• _Görev_:
Aşağıda Harap adlı şiir kitabını anlatan yazıda "Gündoğdu, büyük bir" ile "olan kitabı zayıflatıyor." arasındaki bölümü, bu iki kısım da dahil olmak üzere, hiçbir şeyini değiştirmeden yeniden yazın.

• _Okuma metni_:
------------------------------------------------

Cenk Gündoğdu’nun daha yeni çıkan ikinci şiir kitabı Harap’a baktığımızda, şairin bir toplum ve toplumsal yapının içinde yaşadığının fakında olduğunu görüyoruz. Şair, toplumun, insanların içinde ve onların etkisine edilgin bir tepki vermekten çok, eleştirel bir karşılık veriyor. Yoksa düz anlamda toplumcu şiir geleneğimize bağlayamayız bu şiiri. Daha çok bir geleneği dönüştürüyor; ırmağın yatağını değiştirmeye yelteniyor. Bunu yaparken belki teknik ve biçimsel olanakları pek zorlamıyor ama bakışı yeni bir tür eleştirellik barındırdığından, şiiri kendiliğinden anlamlı hale geliyor. Nereden çıktı bu şiir şimdi, demiyoruz; onu toplumsal dönüşümlerle ilişkilendirebiliyoruz.
Gündoğdu, büyük bir toplumsal söyleme haklı olarak bel bağlamıyor. Soldan ya da sağdan ideolojik bir payanda aramıyor kendisine. Şair şunun kesinkes bilincinde, zira onu varlığında hissediyor: Ben her ne kadar varoluşsal bir sıkıntı çekiyorsam da, bunu toplumun, insanların içinde çekiyorum. Onlarla karşılıklı ilişkim var. Bu karşılıklılık Gündoğdu’nun şiirine hacim katıyor. Onu tek boyutlu bir şiir olmaktan kurtarıyor.
Kitabın en başarılı şiirleri kanımca uzun şiir “Ölü Yaz” ile şair Serdar Koçak için yazıldığı anlaşılan “Rüyası Serdar” adlı şiirler. Kitabın ilk şiiri olan ve çok boyutlu seslenen “Arkadaşım Yalan” da başarılı bir şiir. Kitapta bulunmasa iyi olurdu dediğim üç şiir ise: “Klarnetin Kanı”, “Evine Dönmeyen Ağaç” ve “Kan” adlı şiirler. Sözünü ettiğim bu şiirler oldukça başarılı olan kitabı zayıflatıyor.
Aynı zamanda güçlü bir şiir okuyucusu
“Ölü Yaz” şiirinin başarısı, şiiri okuduğumuzda hissettiğimiz sahicilik hissi. Öyle ki, şairin şiiri yazarken nasıl da büyük bir iç bunaltısı yaşadığını doğrudan hissedebiliyorsunuz. Şiir, yazlıkçı orta sınıf ailelerinin plajdaki hallerini anlatıyor. Ve orta sınıf kişiliksizliğinin, kısa erimli hayallerinin ve ölgün duyarlılıklarının eşsiz bir yansıması kimliğine bürünüyor. Şiirin ismi de mükemmel: Bu sınıfın renksizliğini yansıtma istercesine başlığını buluyor.

------------------------------------------------

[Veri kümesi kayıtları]
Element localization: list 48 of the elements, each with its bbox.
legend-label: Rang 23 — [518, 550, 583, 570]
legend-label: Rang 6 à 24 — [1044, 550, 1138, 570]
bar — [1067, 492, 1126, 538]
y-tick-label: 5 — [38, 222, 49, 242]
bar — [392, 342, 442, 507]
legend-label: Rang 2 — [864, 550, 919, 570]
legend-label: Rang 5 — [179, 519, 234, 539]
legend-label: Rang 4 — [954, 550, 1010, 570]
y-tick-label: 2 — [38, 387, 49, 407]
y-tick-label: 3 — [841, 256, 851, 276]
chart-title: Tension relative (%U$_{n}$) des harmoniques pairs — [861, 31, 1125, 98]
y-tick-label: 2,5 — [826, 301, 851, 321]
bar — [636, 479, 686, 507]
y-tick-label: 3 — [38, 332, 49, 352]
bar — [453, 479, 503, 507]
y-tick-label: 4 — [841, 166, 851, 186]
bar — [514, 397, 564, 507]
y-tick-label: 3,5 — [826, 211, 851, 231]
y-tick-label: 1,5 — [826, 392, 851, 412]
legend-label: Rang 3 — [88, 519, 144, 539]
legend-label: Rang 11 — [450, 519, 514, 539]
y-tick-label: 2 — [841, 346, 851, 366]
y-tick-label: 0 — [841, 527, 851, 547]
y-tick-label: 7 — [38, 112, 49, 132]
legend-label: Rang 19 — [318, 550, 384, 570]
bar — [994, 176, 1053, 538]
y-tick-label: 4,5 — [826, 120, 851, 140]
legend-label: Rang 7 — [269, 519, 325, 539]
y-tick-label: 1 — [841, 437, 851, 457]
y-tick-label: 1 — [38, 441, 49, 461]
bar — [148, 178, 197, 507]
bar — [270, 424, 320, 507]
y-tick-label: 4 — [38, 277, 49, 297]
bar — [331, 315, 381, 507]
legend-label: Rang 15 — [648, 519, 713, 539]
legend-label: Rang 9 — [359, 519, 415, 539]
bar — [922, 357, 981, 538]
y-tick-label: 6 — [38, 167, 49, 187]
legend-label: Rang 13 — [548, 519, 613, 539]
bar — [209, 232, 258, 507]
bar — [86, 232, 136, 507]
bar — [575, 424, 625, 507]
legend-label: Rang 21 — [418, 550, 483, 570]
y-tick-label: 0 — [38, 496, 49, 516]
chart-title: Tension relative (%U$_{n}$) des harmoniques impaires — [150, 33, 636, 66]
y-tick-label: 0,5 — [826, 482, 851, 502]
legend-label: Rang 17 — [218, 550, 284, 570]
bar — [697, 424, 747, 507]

------------------------------------------------

• _Tam yanıt_:
Gündoğdu, büyük bir toplumsal söyleme haklı olarak bel bağlamıyor. Soldan ya da sağdan ideolojik bir payanda aramıyor kendisine. Şair şunun kesinkes bilincinde, zira onu varlığında hissediyor: Ben her ne kadar varoluşsal bir sıkıntı çekiyorsam da, bunu toplumun, insanların içinde çekiyorum. Onlarla karşılıklı ilişkim var. Bu karşılıklılık Gündoğdu’nun şiirine hacim katıyor. Onu tek boyutlu bir şiir olmaktan kurtarıyor.
Kitabın en başarılı şiirleri kanımca uzun şiir “Ölü Yaz” ile şair Serdar Koçak için yazıldığı anlaşılan “Rüyası Serdar” adlı şiirler. Kitabın ilk şiiri olan ve çok boyutlu seslenen “Arkadaşım Yalan” da başarılı bir şiir. Kitapta bulunmasa iyi olurdu dediğim üç şiir ise: “Klarnetin Kanı”, “Evine Dönmeyen Ağaç” ve “Kan” adlı şiirler. Sözünü ettiğim bu şiirler oldukça başarılı olan kitabı zayıflatıyor.